— start of Input —
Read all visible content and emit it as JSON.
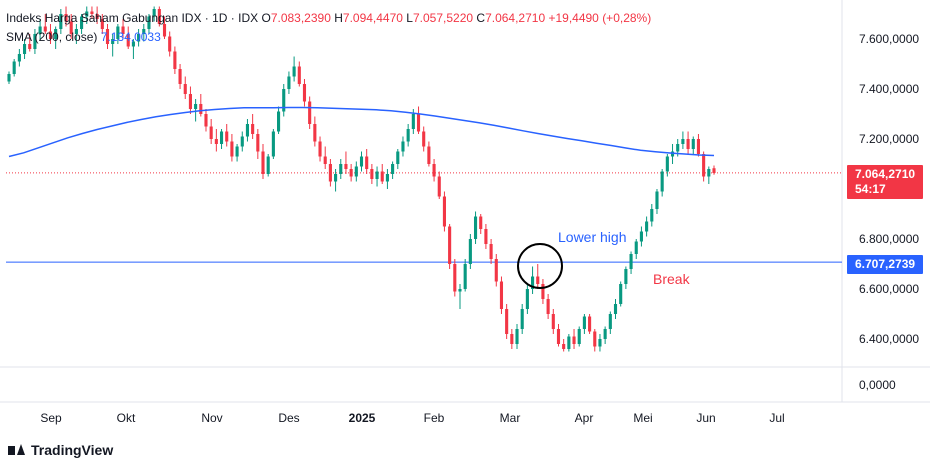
{
  "legend": {
    "symbol": "Indeks Harga Saham Gabungan IDX · 1D · IDX",
    "o_label": "O",
    "o_val": "7.083,2390",
    "h_label": "H",
    "h_val": "7.094,4470",
    "l_label": "L",
    "l_val": "7.057,5220",
    "c_label": "C",
    "c_val": "7.064,2710",
    "change": "+19,4490 (+0,28%)",
    "sma_label": "SMA (200, close)",
    "sma_val": "7.134,0033"
  },
  "price_tag": {
    "value": "7.064,2710",
    "countdown": "54:17",
    "color": "#f23645"
  },
  "level_tag": {
    "value": "6.707,2739",
    "color": "#2962ff"
  },
  "annotations": {
    "lower_high": "Lower high",
    "break": "Break"
  },
  "brand": "TradingView",
  "colors": {
    "up": "#089981",
    "down": "#f23645",
    "sma": "#2962ff",
    "level": "#2962ff"
  },
  "chart_data": {
    "type": "candlestick",
    "title": "Indeks Harga Saham Gabungan IDX · 1D · IDX",
    "y_ticks": [
      "7.600,0000",
      "7.400,0000",
      "7.200,0000",
      "6.800,0000",
      "6.600,0000",
      "6.400,0000"
    ],
    "y_ticks_values": [
      7600,
      7400,
      7200,
      6800,
      6600,
      6400
    ],
    "bottom_tick": "0,0000",
    "ylim": [
      6345,
      7730
    ],
    "x_ticks": [
      "Sep",
      "Okt",
      "Nov",
      "Des",
      "2025",
      "Feb",
      "Mar",
      "Apr",
      "Mei",
      "Jun",
      "Jul"
    ],
    "bold_x_ticks": [
      "2025"
    ],
    "horizontal_level": 6707.2739,
    "last_close": 7064.271,
    "sma_200": [
      7130,
      7145,
      7165,
      7185,
      7205,
      7222,
      7238,
      7252,
      7266,
      7278,
      7289,
      7298,
      7306,
      7313,
      7318,
      7322,
      7325,
      7325,
      7325,
      7326,
      7326,
      7325,
      7323,
      7321,
      7319,
      7317,
      7313,
      7307,
      7300,
      7292,
      7283,
      7274,
      7265,
      7255,
      7244,
      7233,
      7222,
      7212,
      7202,
      7193,
      7183,
      7174,
      7164,
      7155,
      7149,
      7144,
      7140,
      7136,
      7134
    ],
    "candles_note": "approximate daily OHLC read from chart",
    "candles": [
      [
        7430,
        7470,
        7420,
        7460
      ],
      [
        7460,
        7520,
        7450,
        7510
      ],
      [
        7510,
        7560,
        7490,
        7540
      ],
      [
        7540,
        7600,
        7520,
        7580
      ],
      [
        7580,
        7620,
        7550,
        7560
      ],
      [
        7560,
        7640,
        7540,
        7620
      ],
      [
        7620,
        7680,
        7600,
        7650
      ],
      [
        7650,
        7700,
        7620,
        7630
      ],
      [
        7630,
        7660,
        7580,
        7600
      ],
      [
        7600,
        7650,
        7560,
        7640
      ],
      [
        7640,
        7720,
        7620,
        7700
      ],
      [
        7700,
        7730,
        7650,
        7670
      ],
      [
        7670,
        7700,
        7600,
        7620
      ],
      [
        7620,
        7660,
        7580,
        7640
      ],
      [
        7640,
        7700,
        7620,
        7690
      ],
      [
        7690,
        7730,
        7660,
        7710
      ],
      [
        7710,
        7730,
        7680,
        7700
      ],
      [
        7700,
        7730,
        7660,
        7680
      ],
      [
        7680,
        7700,
        7620,
        7640
      ],
      [
        7640,
        7660,
        7560,
        7580
      ],
      [
        7580,
        7620,
        7530,
        7600
      ],
      [
        7600,
        7660,
        7580,
        7650
      ],
      [
        7650,
        7680,
        7600,
        7620
      ],
      [
        7620,
        7650,
        7560,
        7570
      ],
      [
        7570,
        7600,
        7520,
        7590
      ],
      [
        7590,
        7640,
        7570,
        7620
      ],
      [
        7620,
        7660,
        7590,
        7640
      ],
      [
        7640,
        7700,
        7620,
        7690
      ],
      [
        7690,
        7730,
        7670,
        7720
      ],
      [
        7720,
        7730,
        7650,
        7660
      ],
      [
        7660,
        7690,
        7600,
        7610
      ],
      [
        7610,
        7630,
        7530,
        7550
      ],
      [
        7550,
        7570,
        7460,
        7480
      ],
      [
        7480,
        7500,
        7400,
        7420
      ],
      [
        7420,
        7450,
        7360,
        7380
      ],
      [
        7380,
        7410,
        7300,
        7320
      ],
      [
        7320,
        7360,
        7270,
        7340
      ],
      [
        7340,
        7380,
        7290,
        7300
      ],
      [
        7300,
        7320,
        7230,
        7250
      ],
      [
        7250,
        7280,
        7180,
        7200
      ],
      [
        7200,
        7240,
        7150,
        7180
      ],
      [
        7180,
        7240,
        7160,
        7230
      ],
      [
        7230,
        7260,
        7170,
        7190
      ],
      [
        7190,
        7220,
        7110,
        7130
      ],
      [
        7130,
        7180,
        7110,
        7170
      ],
      [
        7170,
        7230,
        7150,
        7210
      ],
      [
        7210,
        7280,
        7190,
        7260
      ],
      [
        7260,
        7300,
        7200,
        7220
      ],
      [
        7220,
        7240,
        7120,
        7150
      ],
      [
        7150,
        7180,
        7040,
        7060
      ],
      [
        7060,
        7140,
        7050,
        7130
      ],
      [
        7130,
        7240,
        7120,
        7230
      ],
      [
        7230,
        7330,
        7220,
        7310
      ],
      [
        7310,
        7420,
        7290,
        7400
      ],
      [
        7400,
        7470,
        7380,
        7450
      ],
      [
        7450,
        7530,
        7430,
        7490
      ],
      [
        7490,
        7510,
        7410,
        7420
      ],
      [
        7420,
        7440,
        7330,
        7350
      ],
      [
        7350,
        7370,
        7240,
        7260
      ],
      [
        7260,
        7290,
        7170,
        7190
      ],
      [
        7190,
        7210,
        7110,
        7130
      ],
      [
        7130,
        7170,
        7080,
        7100
      ],
      [
        7100,
        7120,
        7010,
        7030
      ],
      [
        7030,
        7080,
        6990,
        7060
      ],
      [
        7060,
        7120,
        7040,
        7100
      ],
      [
        7100,
        7150,
        7060,
        7080
      ],
      [
        7080,
        7100,
        7030,
        7050
      ],
      [
        7050,
        7110,
        7030,
        7090
      ],
      [
        7090,
        7150,
        7070,
        7130
      ],
      [
        7130,
        7160,
        7060,
        7080
      ],
      [
        7080,
        7100,
        7020,
        7040
      ],
      [
        7040,
        7090,
        7010,
        7070
      ],
      [
        7070,
        7100,
        7020,
        7030
      ],
      [
        7030,
        7080,
        7000,
        7060
      ],
      [
        7060,
        7110,
        7040,
        7100
      ],
      [
        7100,
        7160,
        7080,
        7150
      ],
      [
        7150,
        7210,
        7130,
        7190
      ],
      [
        7190,
        7260,
        7170,
        7240
      ],
      [
        7240,
        7320,
        7220,
        7300
      ],
      [
        7300,
        7330,
        7220,
        7230
      ],
      [
        7230,
        7250,
        7150,
        7170
      ],
      [
        7170,
        7190,
        7090,
        7100
      ],
      [
        7100,
        7120,
        7030,
        7050
      ],
      [
        7050,
        7070,
        6960,
        6970
      ],
      [
        6970,
        6990,
        6830,
        6850
      ],
      [
        6850,
        6860,
        6680,
        6700
      ],
      [
        6700,
        6720,
        6570,
        6590
      ],
      [
        6590,
        6620,
        6520,
        6600
      ],
      [
        6600,
        6720,
        6590,
        6700
      ],
      [
        6700,
        6820,
        6680,
        6800
      ],
      [
        6800,
        6910,
        6780,
        6890
      ],
      [
        6890,
        6900,
        6820,
        6840
      ],
      [
        6840,
        6860,
        6760,
        6780
      ],
      [
        6780,
        6800,
        6700,
        6720
      ],
      [
        6720,
        6740,
        6610,
        6630
      ],
      [
        6630,
        6650,
        6500,
        6520
      ],
      [
        6520,
        6540,
        6400,
        6420
      ],
      [
        6420,
        6440,
        6360,
        6380
      ],
      [
        6380,
        6460,
        6360,
        6440
      ],
      [
        6440,
        6540,
        6420,
        6520
      ],
      [
        6520,
        6620,
        6500,
        6600
      ],
      [
        6600,
        6690,
        6580,
        6650
      ],
      [
        6650,
        6700,
        6600,
        6620
      ],
      [
        6620,
        6640,
        6540,
        6560
      ],
      [
        6560,
        6580,
        6480,
        6500
      ],
      [
        6500,
        6520,
        6420,
        6440
      ],
      [
        6440,
        6460,
        6370,
        6380
      ],
      [
        6380,
        6400,
        6350,
        6360
      ],
      [
        6360,
        6420,
        6350,
        6410
      ],
      [
        6410,
        6440,
        6360,
        6380
      ],
      [
        6380,
        6450,
        6370,
        6440
      ],
      [
        6440,
        6500,
        6420,
        6490
      ],
      [
        6490,
        6500,
        6420,
        6430
      ],
      [
        6430,
        6440,
        6350,
        6370
      ],
      [
        6370,
        6420,
        6350,
        6400
      ],
      [
        6400,
        6450,
        6380,
        6440
      ],
      [
        6440,
        6510,
        6420,
        6500
      ],
      [
        6500,
        6560,
        6480,
        6540
      ],
      [
        6540,
        6630,
        6530,
        6620
      ],
      [
        6620,
        6690,
        6600,
        6680
      ],
      [
        6680,
        6750,
        6660,
        6740
      ],
      [
        6740,
        6800,
        6720,
        6790
      ],
      [
        6790,
        6850,
        6770,
        6830
      ],
      [
        6830,
        6890,
        6810,
        6870
      ],
      [
        6870,
        6940,
        6850,
        6920
      ],
      [
        6920,
        7000,
        6900,
        6990
      ],
      [
        6990,
        7080,
        6970,
        7070
      ],
      [
        7070,
        7140,
        7050,
        7130
      ],
      [
        7130,
        7180,
        7100,
        7150
      ],
      [
        7150,
        7200,
        7130,
        7180
      ],
      [
        7180,
        7230,
        7160,
        7200
      ],
      [
        7200,
        7230,
        7140,
        7160
      ],
      [
        7160,
        7210,
        7140,
        7200
      ],
      [
        7200,
        7220,
        7130,
        7140
      ],
      [
        7140,
        7150,
        7030,
        7050
      ],
      [
        7050,
        7090,
        7020,
        7080
      ],
      [
        7083,
        7094,
        7057,
        7064
      ]
    ]
  }
}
— end of Input —
### Task objective
Lines from the records above that hold "Indeks" are the ones to list.

### Right answer
    "symbol": "Indeks Harga Saham Gabungan IDX · 1D · IDX",
    "title": "Indeks Harga Saham Gabungan IDX · 1D · IDX",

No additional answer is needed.